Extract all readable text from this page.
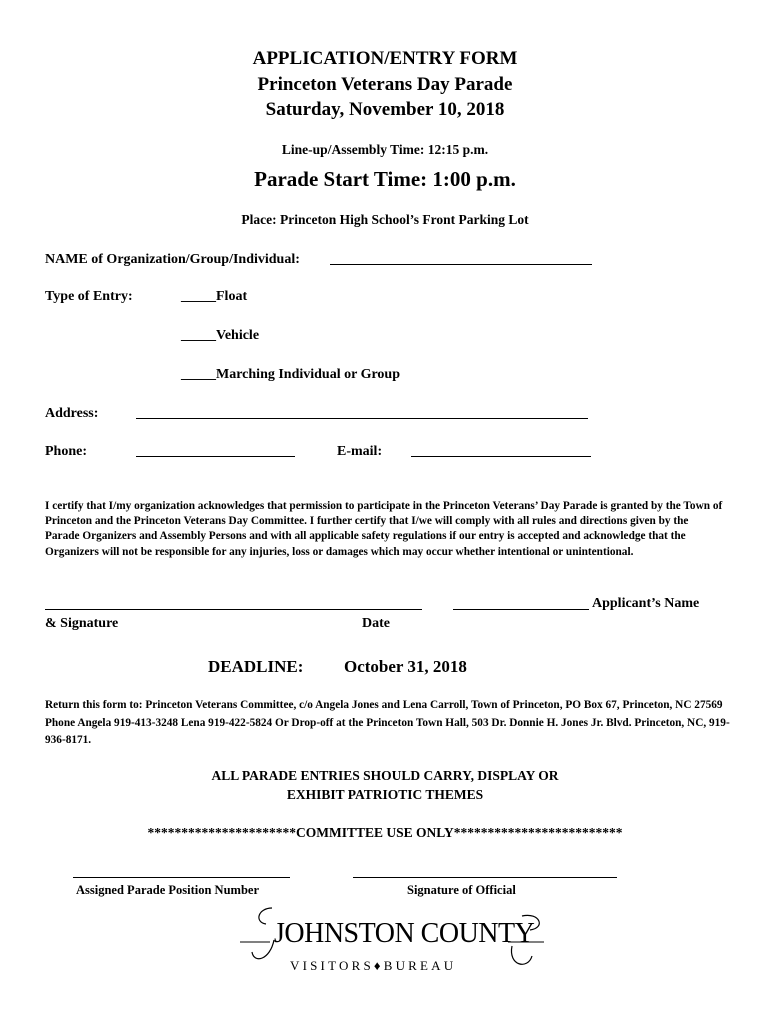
APPLICATION/ENTRY FORM
Princeton Veterans Day Parade
Saturday, November 10, 2018
Line-up/Assembly Time: 12:15 p.m.
Parade Start Time: 1:00 p.m.
Place: Princeton High School’s Front Parking Lot
NAME of Organization/Group/Individual:
Type of Entry:	_____Float
_____Vehicle
_____Marching Individual or Group
Address:
Phone:	E-mail:
I certify that I/my organization acknowledges that permission to participate in the Princeton Veterans’ Day Parade is granted by the Town of Princeton and the Princeton Veterans Day Committee. I further certify that I/we will comply with all rules and directions given by the Parade Organizers and Assembly Persons and with all applicable safety regulations if our entry is accepted and acknowledge that the Organizers will not be responsible for any injuries, loss or damages which may occur whether intentional or unintentional.
Applicant’s Name
& Signature	Date
DEADLINE: October 31, 2018
Return this form to: Princeton Veterans Committee, c/o Angela Jones and Lena Carroll, Town of Princeton, PO Box 67, Princeton, NC 27569 Phone Angela 919-413-3248 Lena 919-422-5824 Or Drop-off at the Princeton Town Hall, 503 Dr. Donnie H. Jones Jr. Blvd. Princeton, NC, 919-936-8171.
ALL PARADE ENTRIES SHOULD CARRY, DISPLAY OR
EXHIBIT PATRIOTIC THEMES
**********************COMMITTEE USE ONLY*************************
Assigned Parade Position Number	Signature of Official
JOHNSTON COUNTY
VISITORS♦BUREAU
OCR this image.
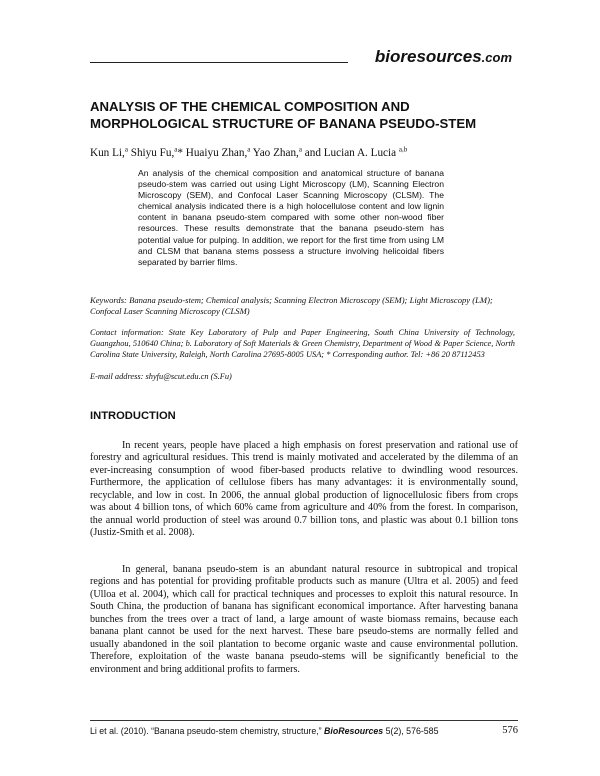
bioresources.com
ANALYSIS OF THE CHEMICAL COMPOSITION AND
MORPHOLOGICAL STRUCTURE OF BANANA PSEUDO-STEM
Kun Li,$^a$ Shiyu Fu,$^a$* Huaiyu Zhan,$^a$ Yao Zhan,$^a$ and Lucian A. Lucia $^{a,b}$
An analysis of the chemical composition and anatomical structure of banana pseudo-stem was carried out using Light Microscopy (LM), Scanning Electron Microscopy (SEM), and Confocal Laser Scanning Microscopy (CLSM). The chemical analysis indicated there is a high holocellulose content and low lignin content in banana pseudo-stem compared with some other non-wood fiber resources. These results demonstrate that the banana pseudo-stem has potential value for pulping. In addition, we report for the first time from using LM and CLSM that banana stems possess a structure involving helicoidal fibers separated by barrier films.
Keywords: Banana pseudo-stem; Chemical analysis; Scanning Electron Microscopy (SEM); Light Microscopy (LM); Confocal Laser Scanning Microscopy (CLSM)
Contact information: State Key Laboratory of Pulp and Paper Engineering, South China University of Technology, Guangzhou, 510640 China; b. Laboratory of Soft Materials & Green Chemistry, Department of Wood & Paper Science, North Carolina State University, Raleigh, North Carolina 27695-8005 USA; * Corresponding author. Tel: +86 20 87112453
E-mail address: shyfu@scut.edu.cn (S.Fu)
INTRODUCTION

In recent years, people have placed a high emphasis on forest preservation and rational use of forestry and agricultural residues. This trend is mainly motivated and accelerated by the dilemma of an ever-increasing consumption of wood fiber-based products relative to dwindling wood resources. Furthermore, the application of cellulose fibers has many advantages: it is environmentally sound, recyclable, and low in cost. In 2006, the annual global production of lignocellulosic fibers from crops was about 4 billion tons, of which 60% came from agriculture and 40% from the forest. In comparison, the annual world production of steel was around 0.7 billion tons, and plastic was about 0.1 billion tons (Justiz-Smith et al. 2008).

In general, banana pseudo-stem is an abundant natural resource in subtropical and tropical regions and has potential for providing profitable products such as manure (Ultra et al. 2005) and feed (Ulloa et al. 2004), which call for practical techniques and processes to exploit this natural resource. In South China, the production of banana has significant economical importance. After harvesting banana bunches from the trees over a tract of land, a large amount of waste biomass remains, because each banana plant cannot be used for the next harvest. These bare pseudo-stems are normally felled and usually abandoned in the soil plantation to become organic waste and cause environmental pollution. Therefore, exploitation of the waste banana pseudo-stems will be significantly beneficial to the environment and bring additional profits to farmers.

Li et al. (2010). “Banana pseudo-stem chemistry, structure,” BioResources 5(2), 576-585	576
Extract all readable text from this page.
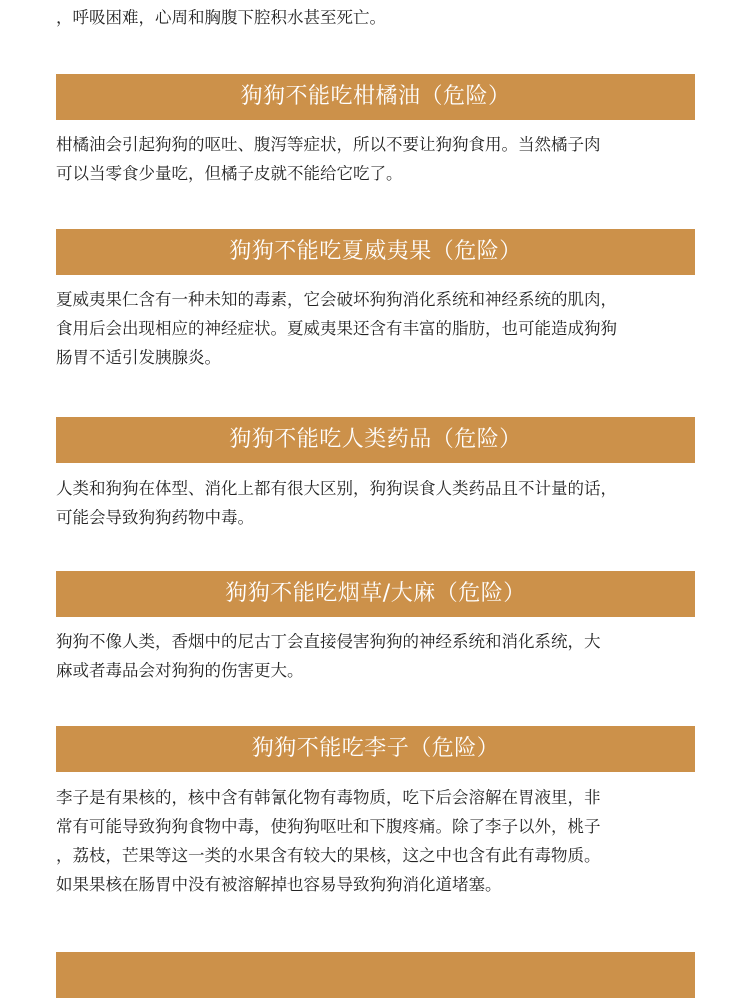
，呼吸困难，心周和胸腹下腔积水甚至死亡。
狗狗不能吃柑橘油（危险）
柑橘油会引起狗狗的呕吐、腹泻等症状，所以不要让狗狗食用。当然橘子肉
可以当零食少量吃，但橘子皮就不能给它吃了。
狗狗不能吃夏威夷果（危险）
夏威夷果仁含有一种未知的毒素，它会破坏狗狗消化系统和神经系统的肌肉，
食用后会出现相应的神经症状。夏威夷果还含有丰富的脂肪，也可能造成狗狗
肠胃不适引发胰腺炎。
狗狗不能吃人类药品（危险）
人类和狗狗在体型、消化上都有很大区别，狗狗误食人类药品且不计量的话，
可能会导致狗狗药物中毒。
狗狗不能吃烟草/大麻（危险）
狗狗不像人类，香烟中的尼古丁会直接侵害狗狗的神经系统和消化系统，大
麻或者毒品会对狗狗的伤害更大。
狗狗不能吃李子（危险）
李子是有果核的，核中含有韩氰化物有毒物质，吃下后会溶解在胃液里，非
常有可能导致狗狗食物中毒，使狗狗呕吐和下腹疼痛。除了李子以外，桃子
，荔枝，芒果等这一类的水果含有较大的果核，这之中也含有此有毒物质。
如果果核在肠胃中没有被溶解掉也容易导致狗狗消化道堵塞。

+-------+

WORK INSTRUCTIONS: Write out all the entries exactly, except for the pictures.

RESULT:
Extract all readable text from this page.
APPLICATION/ENTRY FORM
Princeton Veterans Day Parade
Saturday, November 10, 2018
Line-up/Assembly Time: 12:15 p.m.
Parade Start Time: 1:00 p.m.
Place: Princeton High School’s Front Parking Lot
NAME of Organization/Group/Individual:
Type of Entry:	_____Float
_____Vehicle
_____Marching Individual or Group
Address:
Phone:	E-mail:
I certify that I/my organization acknowledges that permission to participate in the Princeton Veterans’ Day Parade is granted by the Town of Princeton and the Princeton Veterans Day Committee. I further certify that I/we will comply with all rules and directions given by the Parade Organizers and Assembly Persons and with all applicable safety regulations if our entry is accepted and acknowledge that the Organizers will not be responsible for any injuries, loss or damages which may occur whether intentional or unintentional.
Applicant’s Name
& Signature	Date
DEADLINE: October 31, 2018
Return this form to: Princeton Veterans Committee, c/o Angela Jones and Lena Carroll, Town of Princeton, PO Box 67, Princeton, NC 27569 Phone Angela 919-413-3248 Lena 919-422-5824 Or Drop-off at the Princeton Town Hall, 503 Dr. Donnie H. Jones Jr. Blvd. Princeton, NC, 919-936-8171.
ALL PARADE ENTRIES SHOULD CARRY, DISPLAY OR
EXHIBIT PATRIOTIC THEMES
**********************COMMITTEE USE ONLY*************************
Assigned Parade Position Number	Signature of Official
JOHNSTON COUNTY
VISITORS♦BUREAU
OCR this image.
bioresources.com
ANALYSIS OF THE CHEMICAL COMPOSITION AND
MORPHOLOGICAL STRUCTURE OF BANANA PSEUDO-STEM
Kun Li,$^a$ Shiyu Fu,$^a$* Huaiyu Zhan,$^a$ Yao Zhan,$^a$ and Lucian A. Lucia $^{a,b}$
An analysis of the chemical composition and anatomical structure of banana pseudo-stem was carried out using Light Microscopy (LM), Scanning Electron Microscopy (SEM), and Confocal Laser Scanning Microscopy (CLSM). The chemical analysis indicated there is a high holocellulose content and low lignin content in banana pseudo-stem compared with some other non-wood fiber resources. These results demonstrate that the banana pseudo-stem has potential value for pulping. In addition, we report for the first time from using LM and CLSM that banana stems possess a structure involving helicoidal fibers separated by barrier films.
Keywords: Banana pseudo-stem; Chemical analysis; Scanning Electron Microscopy (SEM); Light Microscopy (LM); Confocal Laser Scanning Microscopy (CLSM)
Contact information: State Key Laboratory of Pulp and Paper Engineering, South China University of Technology, Guangzhou, 510640 China; b. Laboratory of Soft Materials & Green Chemistry, Department of Wood & Paper Science, North Carolina State University, Raleigh, North Carolina 27695-8005 USA; * Corresponding author. Tel: +86 20 87112453
E-mail address: shyfu@scut.edu.cn (S.Fu)
INTRODUCTION

In recent years, people have placed a high emphasis on forest preservation and rational use of forestry and agricultural residues. This trend is mainly motivated and accelerated by the dilemma of an ever-increasing consumption of wood fiber-based products relative to dwindling wood resources. Furthermore, the application of cellulose fibers has many advantages: it is environmentally sound, recyclable, and low in cost. In 2006, the annual global production of lignocellulosic fibers from crops was about 4 billion tons, of which 60% came from agriculture and 40% from the forest. In comparison, the annual world production of steel was around 0.7 billion tons, and plastic was about 0.1 billion tons (Justiz-Smith et al. 2008).

In general, banana pseudo-stem is an abundant natural resource in subtropical and tropical regions and has potential for providing profitable products such as manure (Ultra et al. 2005) and feed (Ulloa et al. 2004), which call for practical techniques and processes to exploit this natural resource. In South China, the production of banana has significant economical importance. After harvesting banana bunches from the trees over a tract of land, a large amount of waste biomass remains, because each banana plant cannot be used for the next harvest. These bare pseudo-stems are normally felled and usually abandoned in the soil plantation to become organic waste and cause environmental pollution. Therefore, exploitation of the waste banana pseudo-stems will be significantly beneficial to the environment and bring additional profits to farmers.

Li et al. (2010). “Banana pseudo-stem chemistry, structure,” BioResources 5(2), 576-585	576
Extract all readable text from this page.
，呼吸困难，心周和胸腹下腔积水甚至死亡。
狗狗不能吃柑橘油（危险）
柑橘油会引起狗狗的呕吐、腹泻等症状，所以不要让狗狗食用。当然橘子肉
可以当零食少量吃，但橘子皮就不能给它吃了。
狗狗不能吃夏威夷果（危险）
夏威夷果仁含有一种未知的毒素，它会破坏狗狗消化系统和神经系统的肌肉，
食用后会出现相应的神经症状。夏威夷果还含有丰富的脂肪，也可能造成狗狗
肠胃不适引发胰腺炎。
狗狗不能吃人类药品（危险）
人类和狗狗在体型、消化上都有很大区别，狗狗误食人类药品且不计量的话，
可能会导致狗狗药物中毒。
狗狗不能吃烟草/大麻（危险）
狗狗不像人类，香烟中的尼古丁会直接侵害狗狗的神经系统和消化系统，大
麻或者毒品会对狗狗的伤害更大。
狗狗不能吃李子（危险）
李子是有果核的，核中含有韩氰化物有毒物质，吃下后会溶解在胃液里，非
常有可能导致狗狗食物中毒，使狗狗呕吐和下腹疼痛。除了李子以外，桃子
，荔枝，芒果等这一类的水果含有较大的果核，这之中也含有此有毒物质。
如果果核在肠胃中没有被溶解掉也容易导致狗狗消化道堵塞。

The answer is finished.